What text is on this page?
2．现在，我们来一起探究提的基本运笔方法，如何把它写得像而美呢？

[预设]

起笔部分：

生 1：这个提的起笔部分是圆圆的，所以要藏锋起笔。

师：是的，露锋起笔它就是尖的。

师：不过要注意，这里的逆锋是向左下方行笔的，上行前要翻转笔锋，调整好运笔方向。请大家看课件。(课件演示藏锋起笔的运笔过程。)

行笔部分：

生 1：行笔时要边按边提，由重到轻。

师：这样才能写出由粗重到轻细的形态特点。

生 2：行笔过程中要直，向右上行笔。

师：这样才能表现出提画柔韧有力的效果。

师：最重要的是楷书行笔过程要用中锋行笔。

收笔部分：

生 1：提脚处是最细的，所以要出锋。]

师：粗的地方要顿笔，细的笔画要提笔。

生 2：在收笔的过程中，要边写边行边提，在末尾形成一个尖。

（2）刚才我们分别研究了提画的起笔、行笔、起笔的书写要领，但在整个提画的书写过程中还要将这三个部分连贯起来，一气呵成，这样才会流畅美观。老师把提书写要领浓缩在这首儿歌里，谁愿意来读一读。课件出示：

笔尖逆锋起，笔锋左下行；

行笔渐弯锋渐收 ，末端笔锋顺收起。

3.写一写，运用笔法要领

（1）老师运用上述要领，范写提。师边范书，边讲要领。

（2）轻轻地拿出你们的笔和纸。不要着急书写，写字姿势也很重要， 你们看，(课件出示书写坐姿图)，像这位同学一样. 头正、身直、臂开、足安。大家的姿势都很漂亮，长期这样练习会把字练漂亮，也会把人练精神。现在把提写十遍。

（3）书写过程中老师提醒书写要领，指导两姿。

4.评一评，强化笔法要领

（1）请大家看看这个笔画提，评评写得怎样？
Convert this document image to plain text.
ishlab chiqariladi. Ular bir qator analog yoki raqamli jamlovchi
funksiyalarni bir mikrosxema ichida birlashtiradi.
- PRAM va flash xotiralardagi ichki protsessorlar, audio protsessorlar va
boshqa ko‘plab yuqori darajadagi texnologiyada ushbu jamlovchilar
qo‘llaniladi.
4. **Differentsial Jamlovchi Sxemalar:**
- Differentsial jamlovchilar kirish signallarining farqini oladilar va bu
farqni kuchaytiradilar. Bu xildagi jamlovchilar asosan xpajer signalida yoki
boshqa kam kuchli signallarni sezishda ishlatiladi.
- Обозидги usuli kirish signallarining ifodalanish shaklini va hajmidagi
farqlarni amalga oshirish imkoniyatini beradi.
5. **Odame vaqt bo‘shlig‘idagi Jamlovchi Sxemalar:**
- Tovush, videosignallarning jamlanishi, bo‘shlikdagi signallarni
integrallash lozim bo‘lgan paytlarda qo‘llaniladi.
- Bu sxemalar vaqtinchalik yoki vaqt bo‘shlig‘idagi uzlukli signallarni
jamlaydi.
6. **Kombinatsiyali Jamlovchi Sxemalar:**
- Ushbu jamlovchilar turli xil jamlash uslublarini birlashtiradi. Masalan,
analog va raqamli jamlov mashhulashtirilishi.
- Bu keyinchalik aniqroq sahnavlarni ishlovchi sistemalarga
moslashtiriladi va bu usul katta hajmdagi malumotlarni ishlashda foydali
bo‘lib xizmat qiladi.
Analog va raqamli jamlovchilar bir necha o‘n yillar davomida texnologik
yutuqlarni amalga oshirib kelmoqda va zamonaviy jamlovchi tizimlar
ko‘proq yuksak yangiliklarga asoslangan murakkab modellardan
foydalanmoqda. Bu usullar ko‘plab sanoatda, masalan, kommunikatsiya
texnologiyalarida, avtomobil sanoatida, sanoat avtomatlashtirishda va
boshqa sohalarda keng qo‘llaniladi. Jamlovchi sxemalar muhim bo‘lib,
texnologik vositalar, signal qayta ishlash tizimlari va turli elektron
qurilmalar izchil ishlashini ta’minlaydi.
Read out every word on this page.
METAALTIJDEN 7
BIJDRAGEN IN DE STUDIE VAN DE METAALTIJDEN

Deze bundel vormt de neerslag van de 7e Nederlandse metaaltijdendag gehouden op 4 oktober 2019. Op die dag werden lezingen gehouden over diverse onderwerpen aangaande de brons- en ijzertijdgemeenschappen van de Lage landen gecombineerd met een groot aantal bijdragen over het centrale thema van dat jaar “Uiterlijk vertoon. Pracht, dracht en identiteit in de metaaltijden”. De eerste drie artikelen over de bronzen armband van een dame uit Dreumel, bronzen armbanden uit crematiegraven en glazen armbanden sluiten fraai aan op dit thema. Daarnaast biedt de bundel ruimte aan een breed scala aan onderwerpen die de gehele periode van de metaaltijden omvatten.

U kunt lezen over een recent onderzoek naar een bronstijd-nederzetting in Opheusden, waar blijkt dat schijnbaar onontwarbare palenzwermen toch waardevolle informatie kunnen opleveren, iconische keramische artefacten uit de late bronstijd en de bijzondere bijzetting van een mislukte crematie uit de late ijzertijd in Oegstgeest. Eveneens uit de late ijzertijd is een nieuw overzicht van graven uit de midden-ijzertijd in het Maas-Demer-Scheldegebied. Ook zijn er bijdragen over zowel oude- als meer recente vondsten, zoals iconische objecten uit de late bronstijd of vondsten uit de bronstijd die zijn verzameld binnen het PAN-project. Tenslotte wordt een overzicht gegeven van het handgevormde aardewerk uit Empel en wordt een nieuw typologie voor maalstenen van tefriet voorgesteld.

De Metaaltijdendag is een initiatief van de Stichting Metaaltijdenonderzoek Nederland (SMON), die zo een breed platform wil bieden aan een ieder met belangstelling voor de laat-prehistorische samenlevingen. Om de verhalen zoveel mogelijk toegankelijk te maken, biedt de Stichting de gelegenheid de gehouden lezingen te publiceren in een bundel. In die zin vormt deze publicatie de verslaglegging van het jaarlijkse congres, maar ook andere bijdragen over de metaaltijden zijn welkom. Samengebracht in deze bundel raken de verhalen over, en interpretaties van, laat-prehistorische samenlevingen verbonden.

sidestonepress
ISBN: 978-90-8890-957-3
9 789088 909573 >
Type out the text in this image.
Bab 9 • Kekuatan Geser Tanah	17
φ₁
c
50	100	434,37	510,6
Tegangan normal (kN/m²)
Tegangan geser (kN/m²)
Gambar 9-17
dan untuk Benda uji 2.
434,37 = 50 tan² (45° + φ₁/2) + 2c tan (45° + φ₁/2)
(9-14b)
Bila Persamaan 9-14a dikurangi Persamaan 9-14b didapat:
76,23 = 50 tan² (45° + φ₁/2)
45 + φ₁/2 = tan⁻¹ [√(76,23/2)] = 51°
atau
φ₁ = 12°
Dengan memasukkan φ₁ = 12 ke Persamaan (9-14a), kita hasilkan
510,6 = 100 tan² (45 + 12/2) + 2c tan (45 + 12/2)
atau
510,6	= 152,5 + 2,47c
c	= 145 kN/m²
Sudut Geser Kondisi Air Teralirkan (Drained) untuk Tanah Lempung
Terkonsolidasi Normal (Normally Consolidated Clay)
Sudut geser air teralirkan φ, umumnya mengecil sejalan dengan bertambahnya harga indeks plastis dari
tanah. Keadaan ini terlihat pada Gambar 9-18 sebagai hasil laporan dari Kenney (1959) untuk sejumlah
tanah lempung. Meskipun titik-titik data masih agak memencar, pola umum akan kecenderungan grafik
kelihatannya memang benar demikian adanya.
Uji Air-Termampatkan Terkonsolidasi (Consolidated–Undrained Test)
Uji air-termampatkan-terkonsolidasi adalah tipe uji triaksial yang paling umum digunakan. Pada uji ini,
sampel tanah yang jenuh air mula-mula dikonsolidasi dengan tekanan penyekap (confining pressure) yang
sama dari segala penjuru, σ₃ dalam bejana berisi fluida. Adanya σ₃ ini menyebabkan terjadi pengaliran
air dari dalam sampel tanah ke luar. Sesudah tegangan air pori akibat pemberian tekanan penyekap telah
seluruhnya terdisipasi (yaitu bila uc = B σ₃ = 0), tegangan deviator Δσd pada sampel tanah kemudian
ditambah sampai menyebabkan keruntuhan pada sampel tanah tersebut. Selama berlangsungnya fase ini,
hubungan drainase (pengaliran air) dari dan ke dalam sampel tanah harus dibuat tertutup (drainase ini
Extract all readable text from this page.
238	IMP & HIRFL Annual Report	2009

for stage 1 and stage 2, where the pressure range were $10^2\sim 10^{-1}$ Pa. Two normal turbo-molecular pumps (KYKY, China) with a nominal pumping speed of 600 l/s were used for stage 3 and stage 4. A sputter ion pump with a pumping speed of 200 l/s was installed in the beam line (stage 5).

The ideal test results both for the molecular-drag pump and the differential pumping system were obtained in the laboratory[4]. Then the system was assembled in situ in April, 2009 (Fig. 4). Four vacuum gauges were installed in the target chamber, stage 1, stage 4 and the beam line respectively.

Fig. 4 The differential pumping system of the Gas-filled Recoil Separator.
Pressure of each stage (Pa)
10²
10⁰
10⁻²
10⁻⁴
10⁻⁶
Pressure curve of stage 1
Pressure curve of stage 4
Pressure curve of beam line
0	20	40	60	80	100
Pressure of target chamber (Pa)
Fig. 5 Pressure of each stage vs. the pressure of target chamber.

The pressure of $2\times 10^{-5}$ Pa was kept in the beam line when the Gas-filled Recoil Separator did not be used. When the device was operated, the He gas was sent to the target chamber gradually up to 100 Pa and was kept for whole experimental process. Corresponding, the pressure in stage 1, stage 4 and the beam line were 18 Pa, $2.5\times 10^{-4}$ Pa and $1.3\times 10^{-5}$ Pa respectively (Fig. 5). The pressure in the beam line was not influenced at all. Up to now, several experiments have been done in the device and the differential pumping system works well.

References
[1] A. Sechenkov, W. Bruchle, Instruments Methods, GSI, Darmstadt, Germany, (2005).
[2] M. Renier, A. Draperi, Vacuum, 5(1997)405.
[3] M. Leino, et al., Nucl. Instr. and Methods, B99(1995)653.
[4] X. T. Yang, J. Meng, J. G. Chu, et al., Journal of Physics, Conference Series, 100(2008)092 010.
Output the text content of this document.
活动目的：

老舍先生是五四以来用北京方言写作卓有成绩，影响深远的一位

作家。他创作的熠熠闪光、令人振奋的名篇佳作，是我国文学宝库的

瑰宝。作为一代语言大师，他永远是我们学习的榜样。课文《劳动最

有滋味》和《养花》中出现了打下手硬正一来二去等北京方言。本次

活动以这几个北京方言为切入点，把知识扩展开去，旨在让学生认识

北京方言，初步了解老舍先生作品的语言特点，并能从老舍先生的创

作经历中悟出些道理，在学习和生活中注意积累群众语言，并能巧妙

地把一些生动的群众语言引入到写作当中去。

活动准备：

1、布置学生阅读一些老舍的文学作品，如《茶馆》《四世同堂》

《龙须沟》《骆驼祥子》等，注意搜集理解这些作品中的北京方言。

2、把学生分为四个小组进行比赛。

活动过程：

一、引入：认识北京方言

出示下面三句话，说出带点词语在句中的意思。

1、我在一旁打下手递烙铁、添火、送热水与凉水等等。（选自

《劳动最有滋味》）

* [What the task asks]: Write out every line of the preceding listing that contains "this".

* [Complete response]:
What text is on this page?
Convert this document image to plain text.
Read out every word on this page.
Type out the text in this image.
Extract all readable text from this page.
Output the text content of this document.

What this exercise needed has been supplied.